● **DATASET RECORDS**:
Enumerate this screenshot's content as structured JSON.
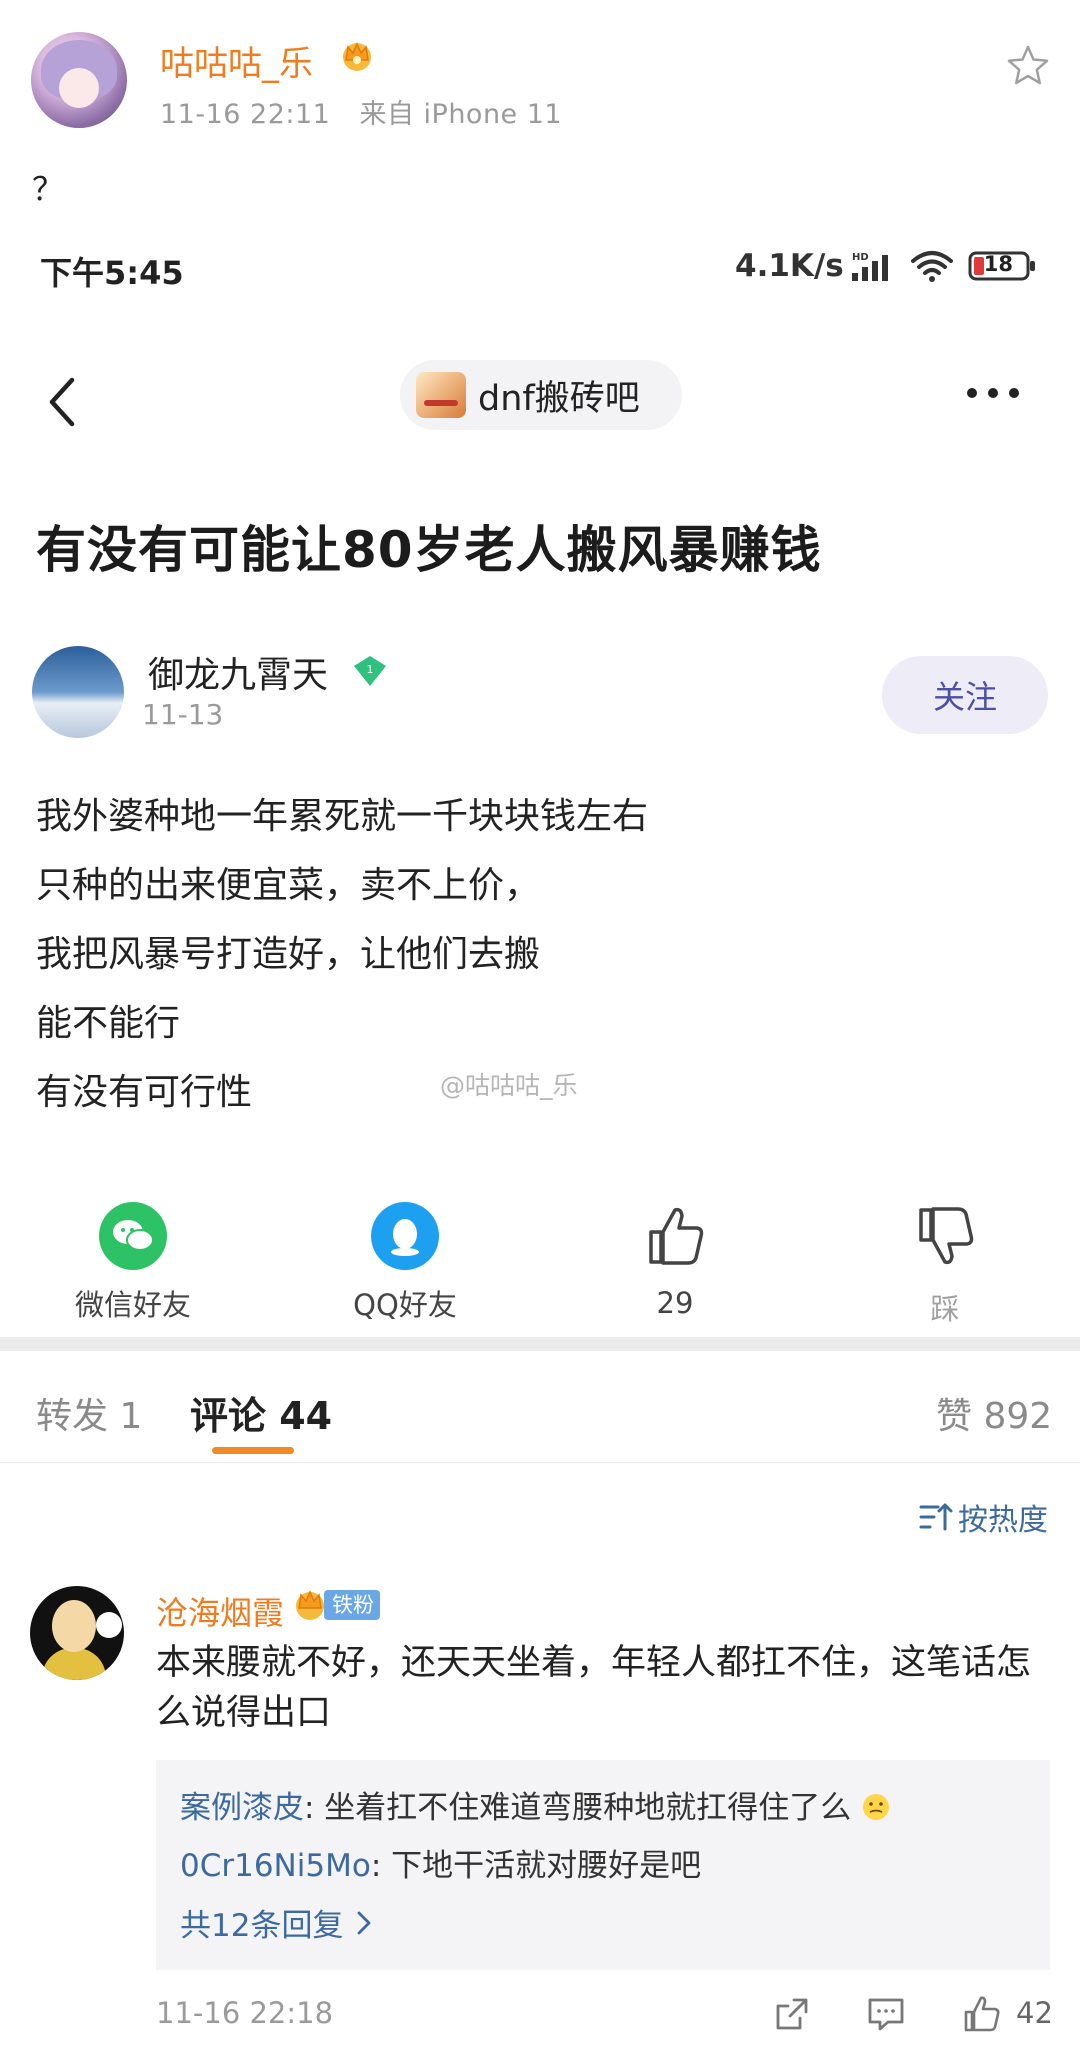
{
  "post": {
    "username": "咕咕咕_乐",
    "time": "11-16 22:11",
    "source": "来自 iPhone 11",
    "text": "？"
  },
  "screenshot": {
    "status_time": "下午5:45",
    "net_speed": "4.1K/s",
    "battery": "18",
    "forum_name": "dnf搬砖吧",
    "title": "有没有可能让80岁老人搬风暴赚钱",
    "author": {
      "name": "御龙九霄天",
      "level": "1",
      "date": "11-13",
      "follow_label": "关注"
    },
    "body_lines": [
      "我外婆种地一年累死就一千块块钱左右",
      "只种的出来便宜菜，卖不上价，",
      "我把风暴号打造好，让他们去搬",
      "能不能行",
      "有没有可行性"
    ],
    "share": {
      "wechat": "微信好友",
      "qq": "QQ好友",
      "like_count": "29",
      "dislike": "踩"
    },
    "watermark": "@咕咕咕_乐"
  },
  "tabs": {
    "repost": "转发 1",
    "comments": "评论 44",
    "likes": "赞 892"
  },
  "sort": {
    "label": "按热度"
  },
  "comment": {
    "name": "沧海烟霞",
    "fan_badge": "铁粉",
    "text": "本来腰就不好，还天天坐着，年轻人都扛不住，这笔话怎么说得出口",
    "replies": [
      {
        "user": "案例漆皮",
        "text": ": 坐着扛不住难道弯腰种地就扛得住了么"
      },
      {
        "user": "0Cr16Ni5Mo",
        "text": ": 下地干活就对腰好是吧"
      }
    ],
    "more_replies": "共12条回复",
    "time": "11-16 22:18",
    "likes": "42"
  },
  "colors": {
    "orange_name": "#f07c1f",
    "link_blue": "#3d6a9e",
    "follow_purple": "#4b4fa8",
    "wechat_green": "#2dc265",
    "qq_blue": "#1ea0f1",
    "tab_underline": "#f08a24"
  }
}
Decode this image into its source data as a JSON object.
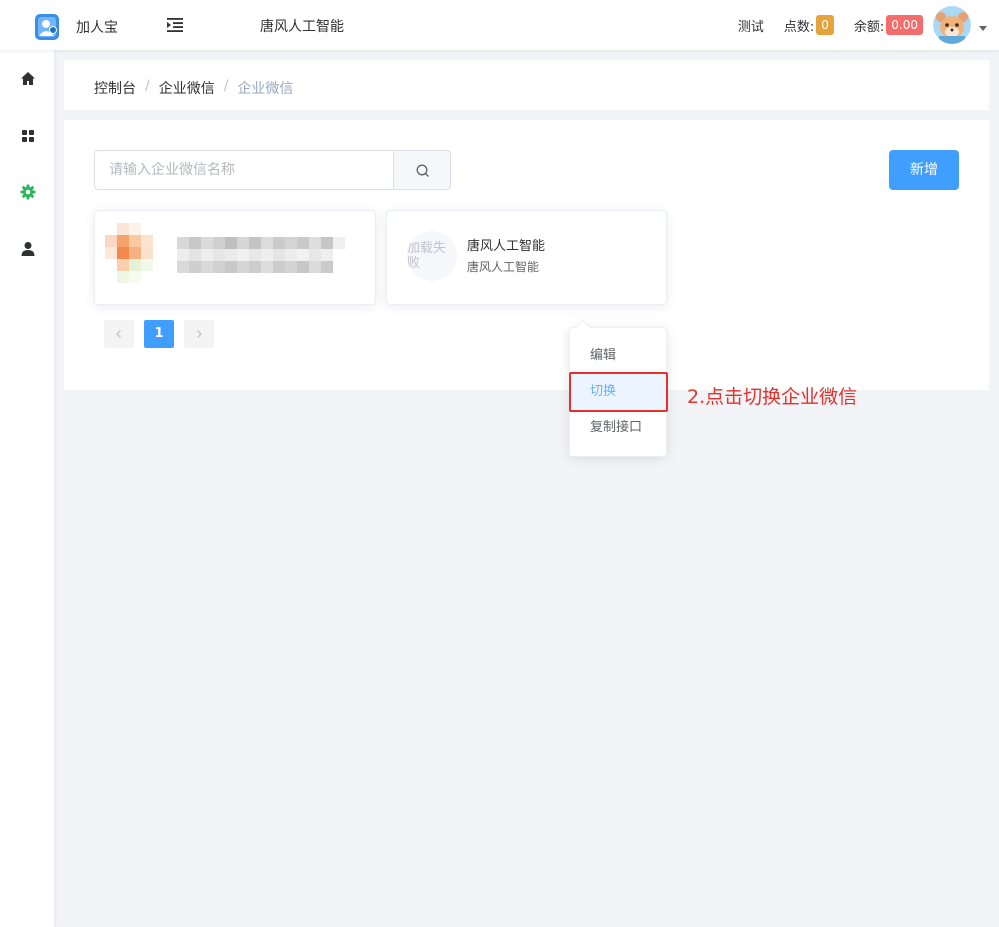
{
  "header": {
    "app_name": "加人宝",
    "tenant_name": "唐风人工智能",
    "test_label": "测试",
    "points_label": "点数:",
    "points_value": "0",
    "balance_label": "余额:",
    "balance_value": "0.00"
  },
  "sidebar": {
    "icons": [
      "home-icon",
      "grid-icon",
      "gear-icon",
      "user-icon"
    ],
    "active_index": 2
  },
  "breadcrumb": [
    "控制台",
    "企业微信",
    "企业微信"
  ],
  "search": {
    "placeholder": "请输入企业微信名称",
    "value": ""
  },
  "add_button": "新增",
  "cards": [
    {
      "title": "",
      "subtitle": ""
    },
    {
      "placeholder": "加载失败",
      "title": "唐风人工智能",
      "subtitle": "唐风人工智能"
    }
  ],
  "pagination": {
    "current": "1"
  },
  "dropdown": {
    "items": [
      "编辑",
      "切换",
      "复制接口"
    ],
    "highlighted_index": 1
  },
  "annotation": "2.点击切换企业微信",
  "colors": {
    "primary": "#409eff",
    "points_badge": "#e6a23c",
    "balance_badge": "#f56c6c",
    "annotation": "#e6302b",
    "active_menu": "#2db55d"
  }
}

● **WHAT YOU SHOULD DO**: Go through the material above and copy each line that has the word "annotation".

● **OUTPUT**:
  "annotation": "2.点击切换企业微信",
    "annotation": "#e6302b",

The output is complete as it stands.